Look through the data below. Show each line where the string "input" occurs.

◆ **Dataset rows**
******************************

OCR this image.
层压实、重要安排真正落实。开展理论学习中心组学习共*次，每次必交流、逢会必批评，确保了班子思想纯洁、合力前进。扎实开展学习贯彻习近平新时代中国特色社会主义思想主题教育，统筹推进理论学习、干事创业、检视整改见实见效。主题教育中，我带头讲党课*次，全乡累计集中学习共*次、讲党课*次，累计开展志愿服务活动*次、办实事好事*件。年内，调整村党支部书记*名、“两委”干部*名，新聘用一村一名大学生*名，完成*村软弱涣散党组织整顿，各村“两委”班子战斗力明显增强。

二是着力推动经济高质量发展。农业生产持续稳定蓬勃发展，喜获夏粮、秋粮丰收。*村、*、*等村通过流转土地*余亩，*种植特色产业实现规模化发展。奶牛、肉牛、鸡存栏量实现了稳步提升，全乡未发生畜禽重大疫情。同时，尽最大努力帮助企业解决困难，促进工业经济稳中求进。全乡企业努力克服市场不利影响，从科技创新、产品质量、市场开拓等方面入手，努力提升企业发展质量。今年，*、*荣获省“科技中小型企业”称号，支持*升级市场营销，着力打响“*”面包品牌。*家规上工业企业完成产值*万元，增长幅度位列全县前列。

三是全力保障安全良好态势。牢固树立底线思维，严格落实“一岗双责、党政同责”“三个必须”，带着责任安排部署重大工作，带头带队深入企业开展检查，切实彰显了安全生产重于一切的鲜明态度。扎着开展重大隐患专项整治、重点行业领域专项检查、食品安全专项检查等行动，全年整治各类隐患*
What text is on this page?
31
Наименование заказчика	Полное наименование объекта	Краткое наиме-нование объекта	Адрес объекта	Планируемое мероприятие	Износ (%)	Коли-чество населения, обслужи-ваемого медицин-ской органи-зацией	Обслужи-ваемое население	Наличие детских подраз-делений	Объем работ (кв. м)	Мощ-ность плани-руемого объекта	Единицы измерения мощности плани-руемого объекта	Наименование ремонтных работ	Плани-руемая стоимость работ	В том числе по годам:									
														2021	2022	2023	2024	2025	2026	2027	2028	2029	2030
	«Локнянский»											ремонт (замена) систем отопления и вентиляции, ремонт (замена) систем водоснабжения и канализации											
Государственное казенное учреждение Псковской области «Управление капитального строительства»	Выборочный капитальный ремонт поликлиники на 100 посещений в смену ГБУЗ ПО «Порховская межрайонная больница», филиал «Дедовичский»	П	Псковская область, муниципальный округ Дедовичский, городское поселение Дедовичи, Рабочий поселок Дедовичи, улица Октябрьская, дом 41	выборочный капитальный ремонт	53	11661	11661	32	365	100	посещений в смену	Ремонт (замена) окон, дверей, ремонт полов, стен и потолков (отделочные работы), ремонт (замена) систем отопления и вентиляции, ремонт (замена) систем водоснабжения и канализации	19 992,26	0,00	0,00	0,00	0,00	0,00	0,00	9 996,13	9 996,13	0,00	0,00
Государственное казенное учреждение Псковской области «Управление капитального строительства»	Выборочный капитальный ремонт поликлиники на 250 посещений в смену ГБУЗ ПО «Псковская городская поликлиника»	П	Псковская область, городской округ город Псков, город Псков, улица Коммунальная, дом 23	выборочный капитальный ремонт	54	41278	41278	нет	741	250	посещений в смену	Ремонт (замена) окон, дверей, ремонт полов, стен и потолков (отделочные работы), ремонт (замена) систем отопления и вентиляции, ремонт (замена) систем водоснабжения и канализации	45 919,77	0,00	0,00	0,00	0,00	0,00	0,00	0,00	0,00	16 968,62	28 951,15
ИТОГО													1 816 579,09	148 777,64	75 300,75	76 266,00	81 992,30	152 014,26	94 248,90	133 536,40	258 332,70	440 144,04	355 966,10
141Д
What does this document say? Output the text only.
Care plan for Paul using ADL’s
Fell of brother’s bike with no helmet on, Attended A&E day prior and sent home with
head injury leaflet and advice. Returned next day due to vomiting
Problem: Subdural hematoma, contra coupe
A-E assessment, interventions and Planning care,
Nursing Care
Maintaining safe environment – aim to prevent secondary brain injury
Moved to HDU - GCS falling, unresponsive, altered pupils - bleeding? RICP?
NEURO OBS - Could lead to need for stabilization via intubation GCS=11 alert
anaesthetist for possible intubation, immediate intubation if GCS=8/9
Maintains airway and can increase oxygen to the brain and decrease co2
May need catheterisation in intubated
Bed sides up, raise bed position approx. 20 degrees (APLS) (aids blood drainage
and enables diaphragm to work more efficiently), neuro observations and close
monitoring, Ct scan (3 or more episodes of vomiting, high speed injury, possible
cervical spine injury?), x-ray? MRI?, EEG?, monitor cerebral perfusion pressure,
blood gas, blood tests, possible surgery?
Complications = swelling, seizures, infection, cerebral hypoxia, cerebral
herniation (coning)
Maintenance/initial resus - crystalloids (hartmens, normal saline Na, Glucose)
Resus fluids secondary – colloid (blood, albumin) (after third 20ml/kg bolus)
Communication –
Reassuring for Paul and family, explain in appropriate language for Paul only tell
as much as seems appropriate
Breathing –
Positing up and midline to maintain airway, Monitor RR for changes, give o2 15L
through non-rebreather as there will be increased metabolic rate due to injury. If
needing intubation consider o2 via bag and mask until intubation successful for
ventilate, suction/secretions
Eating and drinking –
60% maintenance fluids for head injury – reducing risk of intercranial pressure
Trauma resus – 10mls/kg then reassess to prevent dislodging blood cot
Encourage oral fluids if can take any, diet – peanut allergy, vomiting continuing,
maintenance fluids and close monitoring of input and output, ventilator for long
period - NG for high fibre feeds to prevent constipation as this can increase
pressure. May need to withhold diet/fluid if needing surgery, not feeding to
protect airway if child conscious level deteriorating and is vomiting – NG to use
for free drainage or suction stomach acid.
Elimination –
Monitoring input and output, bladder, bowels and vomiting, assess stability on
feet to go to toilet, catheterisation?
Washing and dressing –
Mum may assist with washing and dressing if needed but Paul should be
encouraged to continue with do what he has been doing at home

******************************

◆ **Written response**
maintenance fluids and close monitoring of input and output, ventilator for long
Monitoring input and output, bladder, bowels and vomiting, assess stability on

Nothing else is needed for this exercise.